## Begin Material for this exercise

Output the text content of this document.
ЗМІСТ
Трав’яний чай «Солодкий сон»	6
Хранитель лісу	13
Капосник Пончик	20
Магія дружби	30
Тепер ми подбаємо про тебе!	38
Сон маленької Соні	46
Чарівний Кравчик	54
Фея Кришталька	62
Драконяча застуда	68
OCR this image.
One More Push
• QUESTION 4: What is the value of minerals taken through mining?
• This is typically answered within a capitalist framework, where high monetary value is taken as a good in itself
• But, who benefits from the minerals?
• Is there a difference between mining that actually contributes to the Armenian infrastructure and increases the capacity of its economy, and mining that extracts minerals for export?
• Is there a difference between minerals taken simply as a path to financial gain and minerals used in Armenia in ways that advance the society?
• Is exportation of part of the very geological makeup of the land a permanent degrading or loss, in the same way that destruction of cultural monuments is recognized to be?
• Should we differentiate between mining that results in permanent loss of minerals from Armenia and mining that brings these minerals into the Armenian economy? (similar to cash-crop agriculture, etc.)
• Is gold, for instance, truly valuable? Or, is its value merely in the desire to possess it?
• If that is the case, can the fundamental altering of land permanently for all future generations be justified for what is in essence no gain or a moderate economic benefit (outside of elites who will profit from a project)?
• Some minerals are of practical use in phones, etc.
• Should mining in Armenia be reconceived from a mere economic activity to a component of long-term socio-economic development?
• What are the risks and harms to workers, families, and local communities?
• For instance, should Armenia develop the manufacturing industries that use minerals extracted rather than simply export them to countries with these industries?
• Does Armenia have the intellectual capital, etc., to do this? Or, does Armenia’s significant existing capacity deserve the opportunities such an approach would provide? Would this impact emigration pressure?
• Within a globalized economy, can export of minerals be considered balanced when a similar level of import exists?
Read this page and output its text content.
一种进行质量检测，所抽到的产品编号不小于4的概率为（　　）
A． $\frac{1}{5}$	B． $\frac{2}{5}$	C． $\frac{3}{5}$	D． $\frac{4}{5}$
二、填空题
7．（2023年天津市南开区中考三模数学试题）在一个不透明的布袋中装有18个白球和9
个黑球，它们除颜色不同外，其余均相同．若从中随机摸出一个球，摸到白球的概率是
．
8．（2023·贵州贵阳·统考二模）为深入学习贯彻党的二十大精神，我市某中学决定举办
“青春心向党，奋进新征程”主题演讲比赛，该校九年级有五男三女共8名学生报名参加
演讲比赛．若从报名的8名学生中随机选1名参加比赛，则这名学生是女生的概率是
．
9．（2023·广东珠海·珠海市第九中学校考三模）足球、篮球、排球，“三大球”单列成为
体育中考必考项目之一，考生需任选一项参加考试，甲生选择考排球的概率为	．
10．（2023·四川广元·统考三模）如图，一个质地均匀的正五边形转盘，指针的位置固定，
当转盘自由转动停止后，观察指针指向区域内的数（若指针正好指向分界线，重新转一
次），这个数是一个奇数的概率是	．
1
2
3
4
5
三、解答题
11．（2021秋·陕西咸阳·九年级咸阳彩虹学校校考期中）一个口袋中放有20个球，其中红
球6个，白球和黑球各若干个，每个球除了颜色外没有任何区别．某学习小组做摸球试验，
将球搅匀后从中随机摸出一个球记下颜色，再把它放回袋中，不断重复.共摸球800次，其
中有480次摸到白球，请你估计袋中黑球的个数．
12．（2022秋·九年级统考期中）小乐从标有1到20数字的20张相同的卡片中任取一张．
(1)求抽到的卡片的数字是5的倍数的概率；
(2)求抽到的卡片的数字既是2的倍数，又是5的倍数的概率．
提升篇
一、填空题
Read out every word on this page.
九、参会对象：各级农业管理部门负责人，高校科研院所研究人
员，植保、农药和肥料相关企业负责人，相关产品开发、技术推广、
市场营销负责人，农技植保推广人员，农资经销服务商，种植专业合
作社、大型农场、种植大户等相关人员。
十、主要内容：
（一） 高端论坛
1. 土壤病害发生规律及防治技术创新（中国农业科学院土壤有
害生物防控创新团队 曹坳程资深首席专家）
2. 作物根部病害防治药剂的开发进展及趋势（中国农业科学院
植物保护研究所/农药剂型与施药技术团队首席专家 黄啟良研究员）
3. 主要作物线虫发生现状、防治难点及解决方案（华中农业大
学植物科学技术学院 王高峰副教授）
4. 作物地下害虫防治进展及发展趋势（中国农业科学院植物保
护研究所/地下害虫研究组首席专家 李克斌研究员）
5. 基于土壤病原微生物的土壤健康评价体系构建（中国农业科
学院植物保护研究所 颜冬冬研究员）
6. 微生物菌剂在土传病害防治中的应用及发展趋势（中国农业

## End Material for this exercise

■ **Aim**
Of the lines in the entries above, how many include "taken"? Only the number should be given.

■ **Task solution**
3